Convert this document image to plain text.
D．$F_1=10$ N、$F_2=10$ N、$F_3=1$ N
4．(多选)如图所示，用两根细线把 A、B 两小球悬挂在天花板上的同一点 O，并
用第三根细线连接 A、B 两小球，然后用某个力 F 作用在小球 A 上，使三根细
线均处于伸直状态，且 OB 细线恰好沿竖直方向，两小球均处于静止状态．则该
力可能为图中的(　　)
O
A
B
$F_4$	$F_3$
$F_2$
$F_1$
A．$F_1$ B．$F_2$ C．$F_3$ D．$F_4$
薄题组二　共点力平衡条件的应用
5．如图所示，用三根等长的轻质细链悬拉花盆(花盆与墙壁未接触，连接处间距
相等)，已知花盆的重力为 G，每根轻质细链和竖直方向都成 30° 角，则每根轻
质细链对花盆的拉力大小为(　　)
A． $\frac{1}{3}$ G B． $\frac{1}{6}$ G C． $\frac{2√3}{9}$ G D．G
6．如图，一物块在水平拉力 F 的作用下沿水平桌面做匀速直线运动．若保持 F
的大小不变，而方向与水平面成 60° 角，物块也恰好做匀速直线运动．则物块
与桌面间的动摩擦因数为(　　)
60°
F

———

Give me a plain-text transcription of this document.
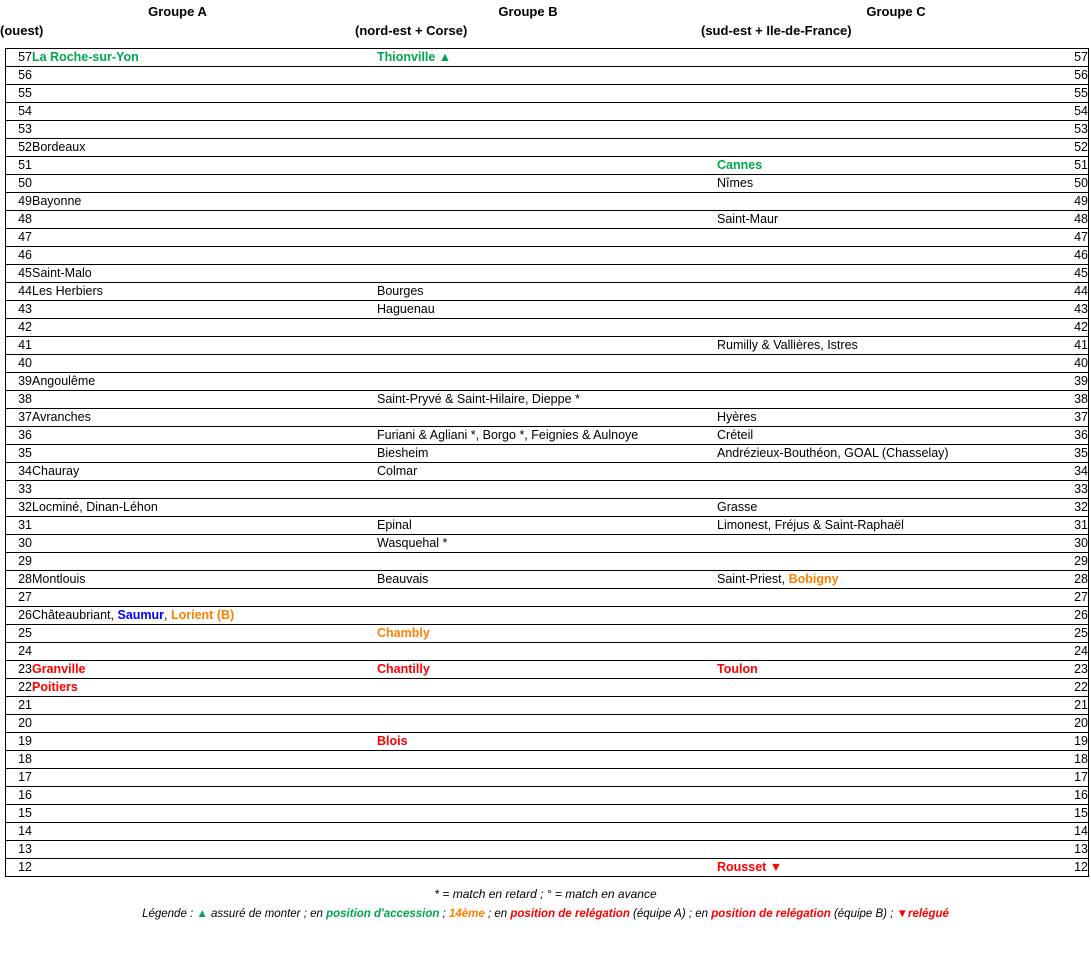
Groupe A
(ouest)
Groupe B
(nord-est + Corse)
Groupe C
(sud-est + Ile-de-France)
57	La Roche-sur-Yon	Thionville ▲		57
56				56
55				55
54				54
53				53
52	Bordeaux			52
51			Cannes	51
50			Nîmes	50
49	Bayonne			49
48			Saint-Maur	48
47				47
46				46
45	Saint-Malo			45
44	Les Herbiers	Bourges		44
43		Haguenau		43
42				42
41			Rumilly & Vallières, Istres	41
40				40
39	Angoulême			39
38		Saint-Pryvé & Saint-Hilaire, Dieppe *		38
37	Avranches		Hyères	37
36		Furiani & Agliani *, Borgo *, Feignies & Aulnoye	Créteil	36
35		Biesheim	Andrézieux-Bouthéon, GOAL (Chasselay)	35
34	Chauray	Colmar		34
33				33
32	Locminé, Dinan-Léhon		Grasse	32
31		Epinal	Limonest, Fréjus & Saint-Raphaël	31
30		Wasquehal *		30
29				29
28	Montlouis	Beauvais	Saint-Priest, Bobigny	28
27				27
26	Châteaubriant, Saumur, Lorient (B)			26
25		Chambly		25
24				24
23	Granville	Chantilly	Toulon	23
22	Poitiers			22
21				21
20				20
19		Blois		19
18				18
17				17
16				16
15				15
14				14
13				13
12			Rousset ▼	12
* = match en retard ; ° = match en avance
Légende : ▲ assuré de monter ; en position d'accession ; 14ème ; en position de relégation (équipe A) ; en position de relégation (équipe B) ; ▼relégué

———

_Exercise prompt_: Return all the lines that contain the string "如图所示".

_Response below_:
4．(多选)如图所示，用两根细线把 A、B 两小球悬挂在天花板上的同一点 O，并
5．如图所示，用三根等长的轻质细链悬拉花盆(花盆与墙壁未接触，连接处间距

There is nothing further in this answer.